- Problem to work on -
Every entry must be repeated exactly. Exclude all pictures.

- Records to use -
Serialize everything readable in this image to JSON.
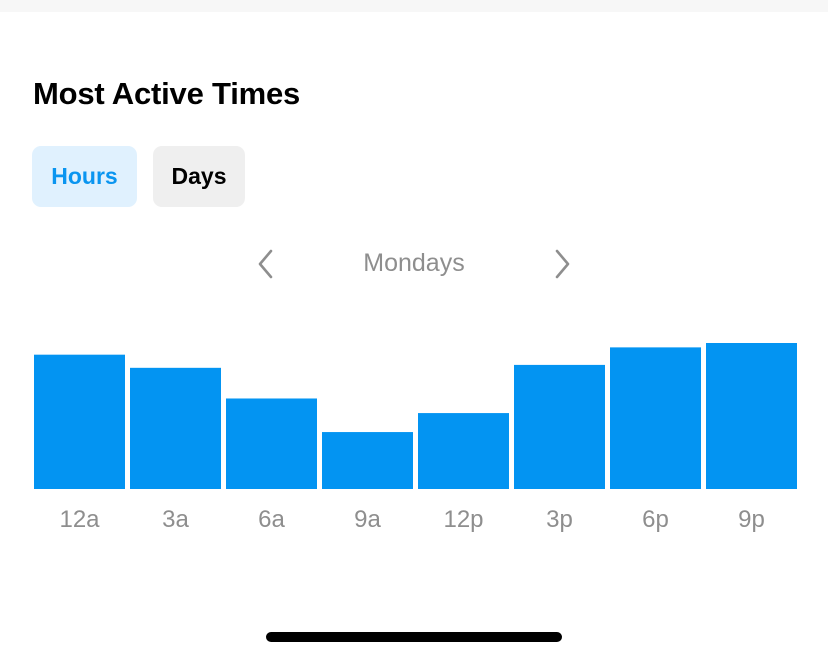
{
  "header": {
    "title": "Most Active Times"
  },
  "segments": {
    "hours_label": "Hours",
    "days_label": "Days",
    "active": "Hours"
  },
  "day_nav": {
    "current_day": "Mondays",
    "prev_icon": "chevron-left-icon",
    "next_icon": "chevron-right-icon"
  },
  "colors": {
    "bar": "#0394f2",
    "accent": "#0a95f0",
    "tick_label": "#8e8e8e",
    "active_segment_bg": "#e0f1fe",
    "inactive_segment_bg": "#efefef"
  },
  "chart_data": {
    "type": "bar",
    "categories": [
      "12a",
      "3a",
      "6a",
      "9a",
      "12p",
      "3p",
      "6p",
      "9p"
    ],
    "values": [
      0.92,
      0.83,
      0.62,
      0.39,
      0.52,
      0.85,
      0.97,
      1.0
    ],
    "ylim": [
      0,
      1
    ],
    "grid": false,
    "legend": "none",
    "y_axis_visible": false
  }
}
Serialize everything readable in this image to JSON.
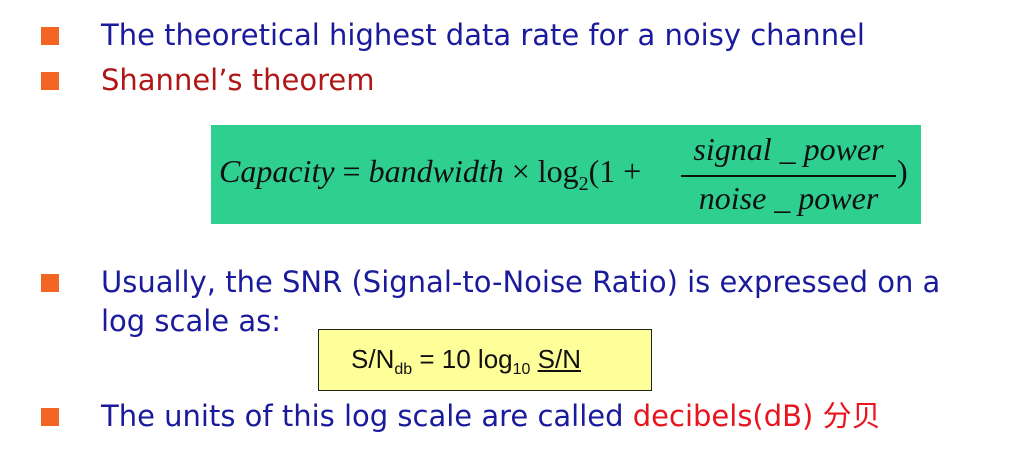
{
  "colors": {
    "bullet": "#f26522",
    "text_blue": "#1a1a9c",
    "text_dark_red": "#b01818",
    "text_red": "#e8141e",
    "formula_bg": "#2ecf8f",
    "snr_bg": "#ffff99"
  },
  "bullets": [
    {
      "text": "The theoretical highest data rate for a noisy channel"
    },
    {
      "text": "Shannel’s theorem"
    },
    {
      "line1": "Usually, the SNR (Signal-to-Noise Ratio) is expressed on a",
      "line2": "log scale as:"
    },
    {
      "prefix": "The units of this log scale are called ",
      "highlight": "decibels(dB) 分贝"
    }
  ],
  "formula": {
    "lhs": "Capacity",
    "eq": " = ",
    "bandwidth": "bandwidth",
    "times": " × ",
    "log": "log",
    "log_base": "2",
    "open": "(1 + ",
    "numerator": "signal _ power",
    "denominator": "noise _ power",
    "close": ")"
  },
  "snr": {
    "lhs_main": "S/N",
    "lhs_sub": "db",
    "eq_text": " = 10 log",
    "log_sub": "10",
    "rhs": "S/N"
  }
}
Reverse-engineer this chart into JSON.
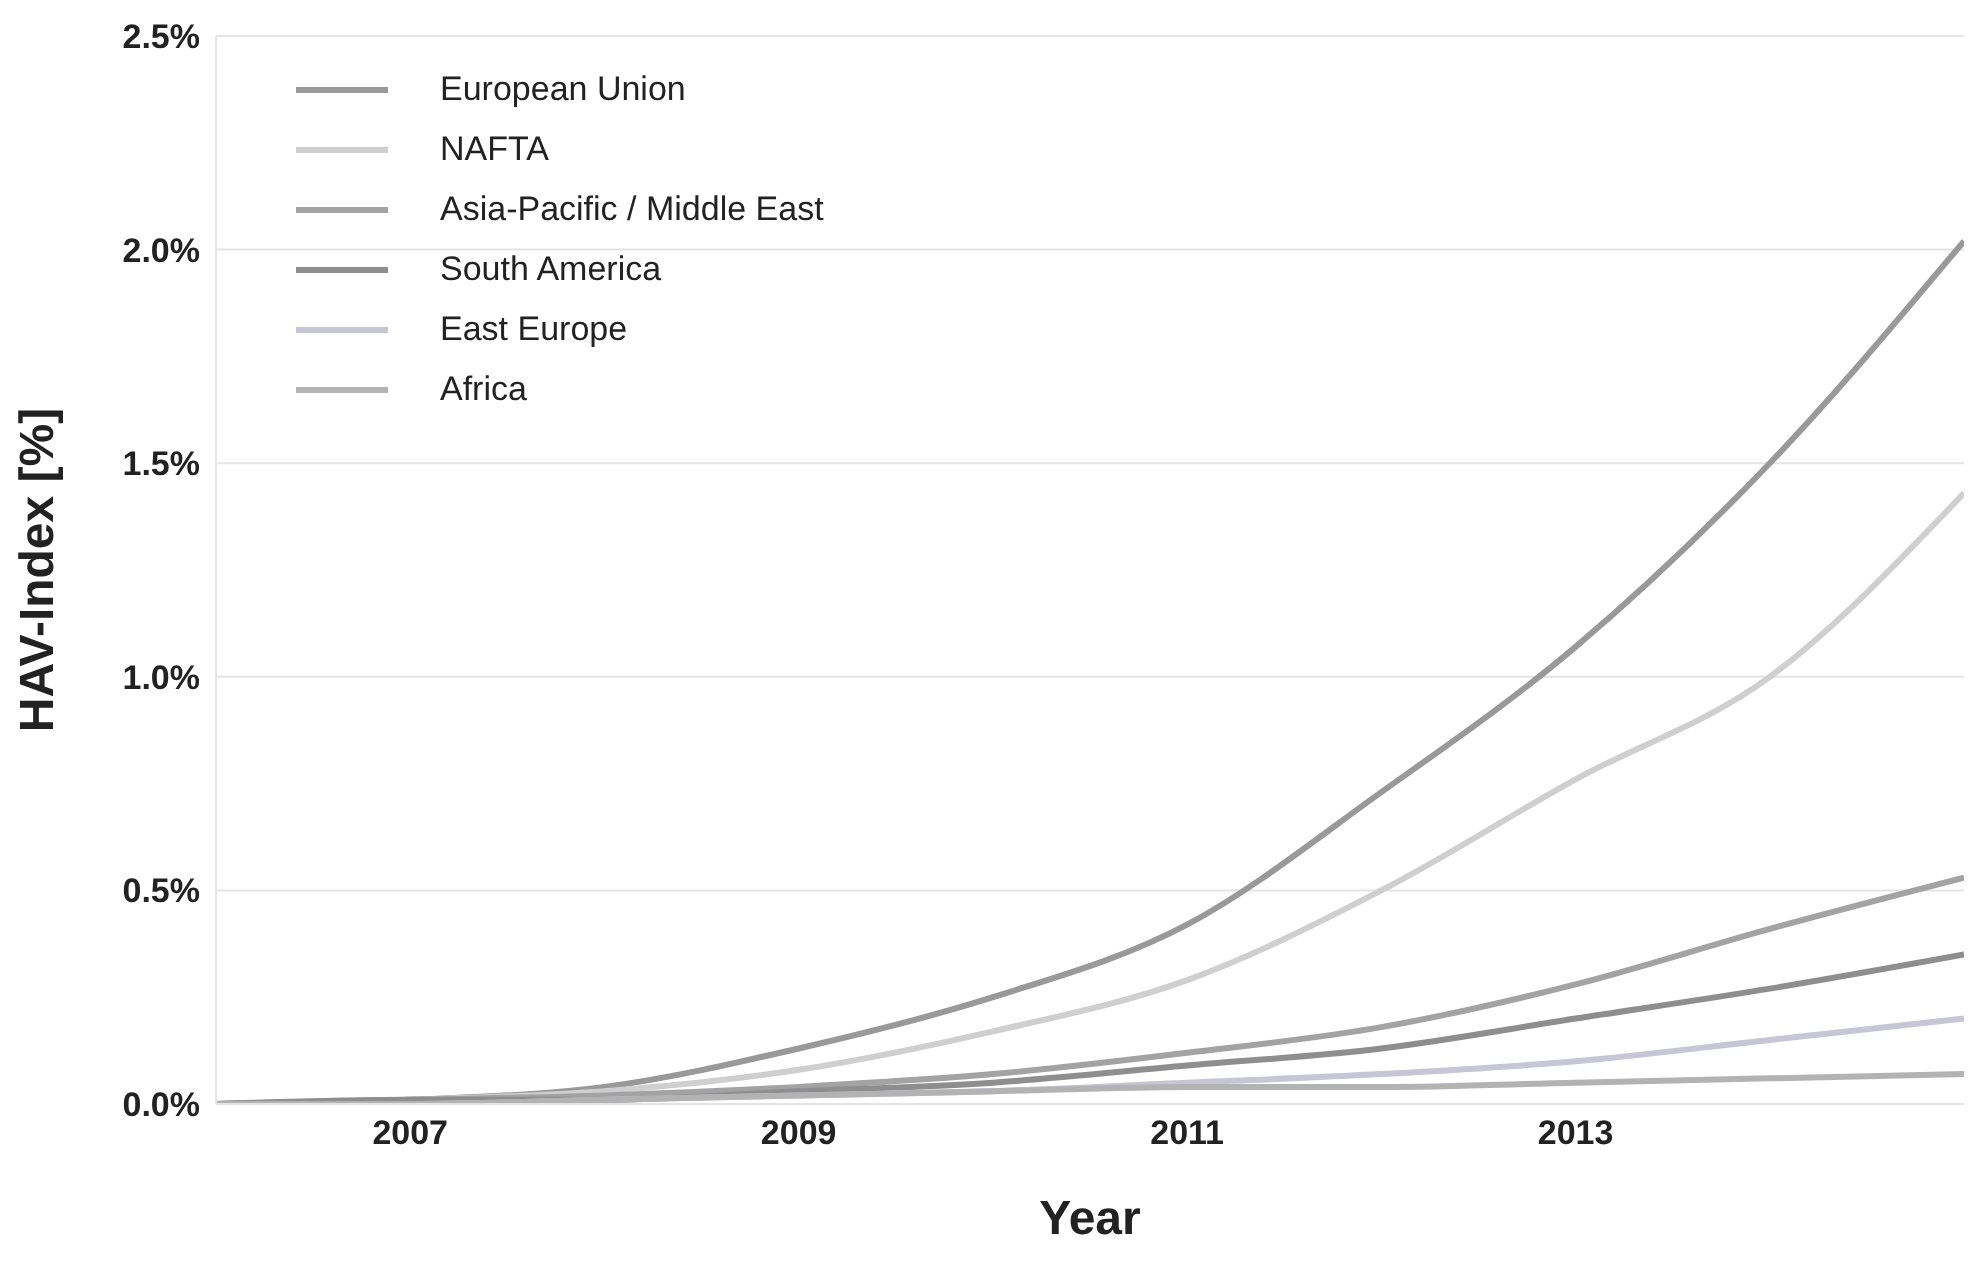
{
  "chart_data": {
    "type": "line",
    "xlabel": "Year",
    "ylabel": "HAV-Index [%]",
    "x": [
      2006,
      2007,
      2008,
      2009,
      2010,
      2011,
      2012,
      2013,
      2014,
      2015
    ],
    "series": [
      {
        "name": "European Union",
        "color": "#999999",
        "values": [
          0,
          0.01,
          0.04,
          0.13,
          0.25,
          0.42,
          0.73,
          1.07,
          1.5,
          2.02
        ]
      },
      {
        "name": "NAFTA",
        "color": "#cfcfcf",
        "values": [
          0,
          0.01,
          0.03,
          0.08,
          0.17,
          0.29,
          0.5,
          0.76,
          1.0,
          1.43
        ]
      },
      {
        "name": "Asia-Pacific / Middle East",
        "color": "#a3a3a3",
        "values": [
          0,
          0.01,
          0.02,
          0.04,
          0.07,
          0.12,
          0.18,
          0.28,
          0.41,
          0.53
        ]
      },
      {
        "name": "South America",
        "color": "#8e8e8e",
        "values": [
          0,
          0.01,
          0.01,
          0.03,
          0.05,
          0.09,
          0.13,
          0.2,
          0.27,
          0.35
        ]
      },
      {
        "name": "East Europe",
        "color": "#c6c6d6",
        "values": [
          0,
          0,
          0.01,
          0.02,
          0.03,
          0.05,
          0.07,
          0.1,
          0.15,
          0.2
        ]
      },
      {
        "name": "Africa",
        "color": "#b3b3b3",
        "values": [
          0,
          0,
          0.01,
          0.02,
          0.03,
          0.04,
          0.04,
          0.05,
          0.06,
          0.07
        ]
      }
    ],
    "xlim": [
      2006,
      2015
    ],
    "xticks": [
      2007,
      2009,
      2011,
      2013
    ],
    "ylim": [
      0,
      2.5
    ],
    "yticks": [
      {
        "value": 0,
        "label": "0.0%"
      },
      {
        "value": 0.5,
        "label": "0.5%"
      },
      {
        "value": 1,
        "label": "1.0%"
      },
      {
        "value": 1.5,
        "label": "1.5%"
      },
      {
        "value": 2,
        "label": "2.0%"
      },
      {
        "value": 2.5,
        "label": "2.5%"
      }
    ],
    "grid": "y",
    "legend": "top left",
    "marker": "none",
    "line_style": "solid"
  }
}
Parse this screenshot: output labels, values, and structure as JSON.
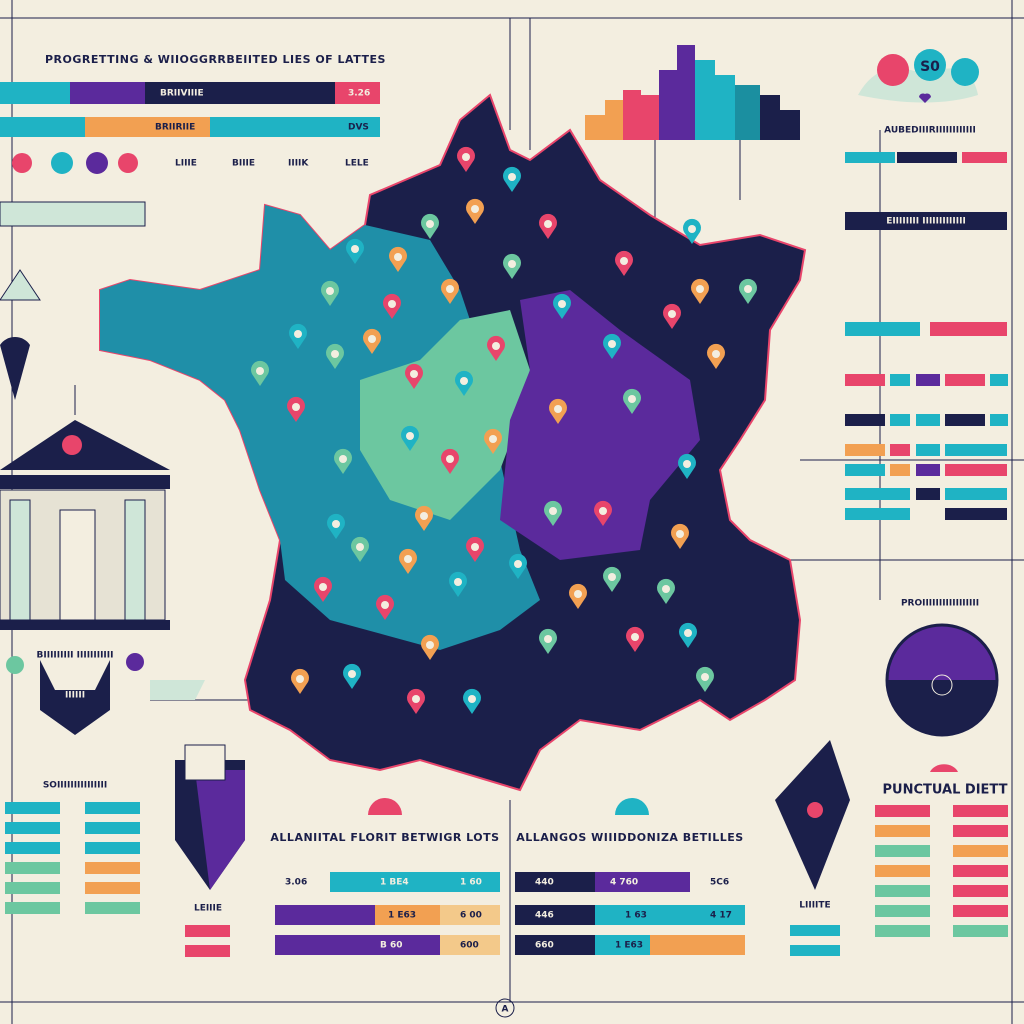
{
  "header": {
    "title": "PROGRETTING & WIIOGGRRBEIITED LIES OF LATTES"
  },
  "top_bars": {
    "row1": {
      "label": "BRIIVIIIE",
      "value": "3.26"
    },
    "row2": {
      "label": "BRIIRIIE",
      "value": "DVS"
    },
    "legend": [
      "LIIIE",
      "BIIIE",
      "IIIIK",
      "LELE"
    ]
  },
  "top_right": {
    "badge": "S0",
    "heading": "AUBEDIIIRIIIIIIIIIIII",
    "subheading": "EIIIIIIII IIIIIIIIIIIII"
  },
  "left_panel": {
    "caption": "BIIIIIIIII IIIIIIIIIII",
    "plate": "IIIIII",
    "section": "SOIIIIIIIIIIIIIII",
    "footer": "LEIIIE"
  },
  "center_left": {
    "title": "ALLANIITAL FLORIT BETWIGR LOTS",
    "rows": [
      [
        "3.06",
        "1 BE4",
        "1 60"
      ],
      [
        "",
        "1 E63",
        "6 00"
      ],
      [
        "",
        "B 60",
        "600"
      ]
    ]
  },
  "center_right": {
    "title": "ALLANGOS WIIIDDONIZA BETILLES",
    "rows": [
      [
        "440",
        "4 760",
        "5C6"
      ],
      [
        "446",
        "1 63",
        "4 17"
      ],
      [
        "660",
        "1 E63",
        ""
      ]
    ]
  },
  "right_panel": {
    "pie_heading": "PROIIIIIIIIIIIIIIIII",
    "title": "PUNCTUAL DIETT",
    "footer": "LIIIITE"
  },
  "footer": {
    "mark": "A"
  }
}
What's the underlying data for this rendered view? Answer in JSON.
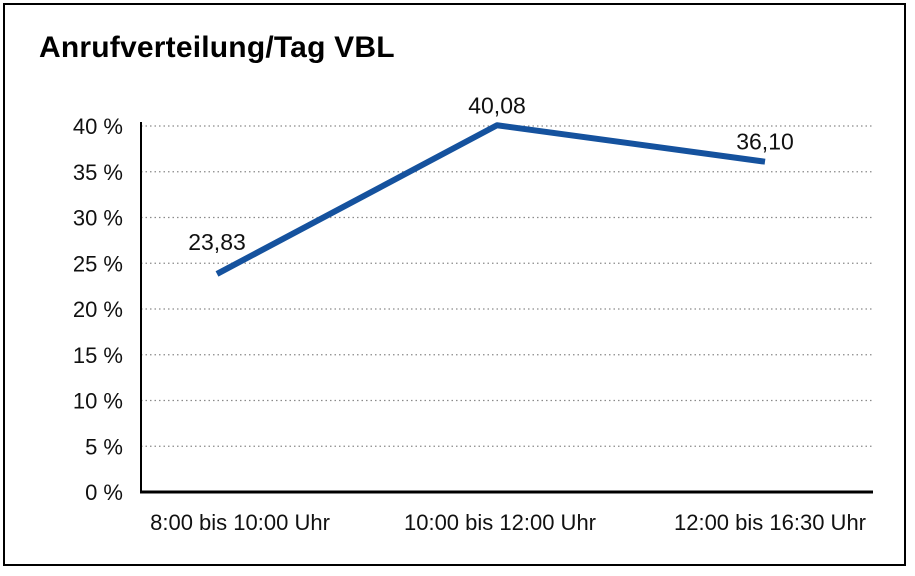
{
  "chart_data": {
    "type": "line",
    "title": "Anrufverteilung/Tag VBL",
    "categories": [
      "8:00 bis 10:00 Uhr",
      "10:00 bis 12:00 Uhr",
      "12:00 bis 16:30 Uhr"
    ],
    "values": [
      23.83,
      40.08,
      36.1
    ],
    "point_labels": [
      "23,83",
      "40,08",
      "36,10"
    ],
    "xlabel": "",
    "ylabel": "",
    "ylim": [
      0,
      40
    ],
    "ytick_step": 5,
    "ytick_labels": [
      "0 %",
      "5 %",
      "10 %",
      "15 %",
      "20 %",
      "25 %",
      "30 %",
      "35 %",
      "40 %"
    ],
    "grid": "horizontal-dotted",
    "legend_position": "none",
    "colors": {
      "line": "#15529e",
      "grid": "#8a8a8a",
      "axis": "#000000",
      "text": "#111111",
      "background": "#ffffff",
      "frame_border": "#000000"
    }
  }
}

- Final result -
Serialize everything readable in this image to JSON.
{
  "header": {
    "title": "Most Active Times"
  },
  "segments": {
    "hours_label": "Hours",
    "days_label": "Days",
    "active": "Hours"
  },
  "day_nav": {
    "current_day": "Mondays",
    "prev_icon": "chevron-left-icon",
    "next_icon": "chevron-right-icon"
  },
  "colors": {
    "bar": "#0394f2",
    "accent": "#0a95f0",
    "tick_label": "#8e8e8e",
    "active_segment_bg": "#e0f1fe",
    "inactive_segment_bg": "#efefef"
  },
  "chart_data": {
    "type": "bar",
    "categories": [
      "12a",
      "3a",
      "6a",
      "9a",
      "12p",
      "3p",
      "6p",
      "9p"
    ],
    "values": [
      0.92,
      0.83,
      0.62,
      0.39,
      0.52,
      0.85,
      0.97,
      1.0
    ],
    "ylim": [
      0,
      1
    ],
    "grid": false,
    "legend": "none",
    "y_axis_visible": false
  }
}
Serialize everything readable in this image to JSON.
{
  "colors": {
    "bullet": "#f26522",
    "text_blue": "#1a1a9c",
    "text_dark_red": "#b01818",
    "text_red": "#e8141e",
    "formula_bg": "#2ecf8f",
    "snr_bg": "#ffff99"
  },
  "bullets": [
    {
      "text": "The theoretical highest data rate for a noisy channel"
    },
    {
      "text": "Shannel’s theorem"
    },
    {
      "line1": "Usually, the SNR (Signal-to-Noise Ratio) is expressed on a",
      "line2": "log scale as:"
    },
    {
      "prefix": "The units of this log scale are called ",
      "highlight": "decibels(dB) 分贝"
    }
  ],
  "formula": {
    "lhs": "Capacity",
    "eq": " = ",
    "bandwidth": "bandwidth",
    "times": " × ",
    "log": "log",
    "log_base": "2",
    "open": "(1 + ",
    "numerator": "signal _ power",
    "denominator": "noise _ power",
    "close": ")"
  },
  "snr": {
    "lhs_main": "S/N",
    "lhs_sub": "db",
    "eq_text": " = 10 log",
    "log_sub": "10",
    "rhs": "S/N"
  }
}
Reverse-engineer this chart into JSON.
{
  "chart_data": {
    "type": "line",
    "xlabel": "Year",
    "ylabel": "HAV-Index [%]",
    "x": [
      2006,
      2007,
      2008,
      2009,
      2010,
      2011,
      2012,
      2013,
      2014,
      2015
    ],
    "series": [
      {
        "name": "European Union",
        "color": "#999999",
        "values": [
          0,
          0.01,
          0.04,
          0.13,
          0.25,
          0.42,
          0.73,
          1.07,
          1.5,
          2.02
        ]
      },
      {
        "name": "NAFTA",
        "color": "#cfcfcf",
        "values": [
          0,
          0.01,
          0.03,
          0.08,
          0.17,
          0.29,
          0.5,
          0.76,
          1.0,
          1.43
        ]
      },
      {
        "name": "Asia-Pacific / Middle East",
        "color": "#a3a3a3",
        "values": [
          0,
          0.01,
          0.02,
          0.04,
          0.07,
          0.12,
          0.18,
          0.28,
          0.41,
          0.53
        ]
      },
      {
        "name": "South America",
        "color": "#8e8e8e",
        "values": [
          0,
          0.01,
          0.01,
          0.03,
          0.05,
          0.09,
          0.13,
          0.2,
          0.27,
          0.35
        ]
      },
      {
        "name": "East Europe",
        "color": "#c6c6d6",
        "values": [
          0,
          0,
          0.01,
          0.02,
          0.03,
          0.05,
          0.07,
          0.1,
          0.15,
          0.2
        ]
      },
      {
        "name": "Africa",
        "color": "#b3b3b3",
        "values": [
          0,
          0,
          0.01,
          0.02,
          0.03,
          0.04,
          0.04,
          0.05,
          0.06,
          0.07
        ]
      }
    ],
    "xlim": [
      2006,
      2015
    ],
    "xticks": [
      2007,
      2009,
      2011,
      2013
    ],
    "ylim": [
      0,
      2.5
    ],
    "yticks": [
      {
        "value": 0,
        "label": "0.0%"
      },
      {
        "value": 0.5,
        "label": "0.5%"
      },
      {
        "value": 1,
        "label": "1.0%"
      },
      {
        "value": 1.5,
        "label": "1.5%"
      },
      {
        "value": 2,
        "label": "2.0%"
      },
      {
        "value": 2.5,
        "label": "2.5%"
      }
    ],
    "grid": "y",
    "legend": "top left",
    "marker": "none",
    "line_style": "solid"
  }
}
Parse this screenshot: output labels, values, and structure as JSON.
{
  "header": {
    "title": "PROGRETTING & WIIOGGRRBEIITED LIES OF LATTES"
  },
  "top_bars": {
    "row1": {
      "label": "BRIIVIIIE",
      "value": "3.26"
    },
    "row2": {
      "label": "BRIIRIIE",
      "value": "DVS"
    },
    "legend": [
      "LIIIE",
      "BIIIE",
      "IIIIK",
      "LELE"
    ]
  },
  "top_right": {
    "badge": "S0",
    "heading": "AUBEDIIIRIIIIIIIIIIII",
    "subheading": "EIIIIIIII IIIIIIIIIIIII"
  },
  "left_panel": {
    "caption": "BIIIIIIIII IIIIIIIIIII",
    "plate": "IIIIII",
    "section": "SOIIIIIIIIIIIIIII",
    "footer": "LEIIIE"
  },
  "center_left": {
    "title": "ALLANIITAL FLORIT BETWIGR LOTS",
    "rows": [
      [
        "3.06",
        "1 BE4",
        "1 60"
      ],
      [
        "",
        "1 E63",
        "6 00"
      ],
      [
        "",
        "B 60",
        "600"
      ]
    ]
  },
  "center_right": {
    "title": "ALLANGOS WIIIDDONIZA BETILLES",
    "rows": [
      [
        "440",
        "4 760",
        "5C6"
      ],
      [
        "446",
        "1 63",
        "4 17"
      ],
      [
        "660",
        "1 E63",
        ""
      ]
    ]
  },
  "right_panel": {
    "pie_heading": "PROIIIIIIIIIIIIIIIII",
    "title": "PUNCTUAL DIETT",
    "footer": "LIIIITE"
  },
  "footer": {
    "mark": "A"
  }
}
What's the underlying data for this rendered view? Answer in JSON.
{
  "chart_data": {
    "type": "line",
    "title": "Anrufverteilung/Tag VBL",
    "categories": [
      "8:00 bis 10:00 Uhr",
      "10:00 bis 12:00 Uhr",
      "12:00 bis 16:30 Uhr"
    ],
    "values": [
      23.83,
      40.08,
      36.1
    ],
    "point_labels": [
      "23,83",
      "40,08",
      "36,10"
    ],
    "xlabel": "",
    "ylabel": "",
    "ylim": [
      0,
      40
    ],
    "ytick_step": 5,
    "ytick_labels": [
      "0 %",
      "5 %",
      "10 %",
      "15 %",
      "20 %",
      "25 %",
      "30 %",
      "35 %",
      "40 %"
    ],
    "grid": "horizontal-dotted",
    "legend_position": "none",
    "colors": {
      "line": "#15529e",
      "grid": "#8a8a8a",
      "axis": "#000000",
      "text": "#111111",
      "background": "#ffffff",
      "frame_border": "#000000"
    }
  }
}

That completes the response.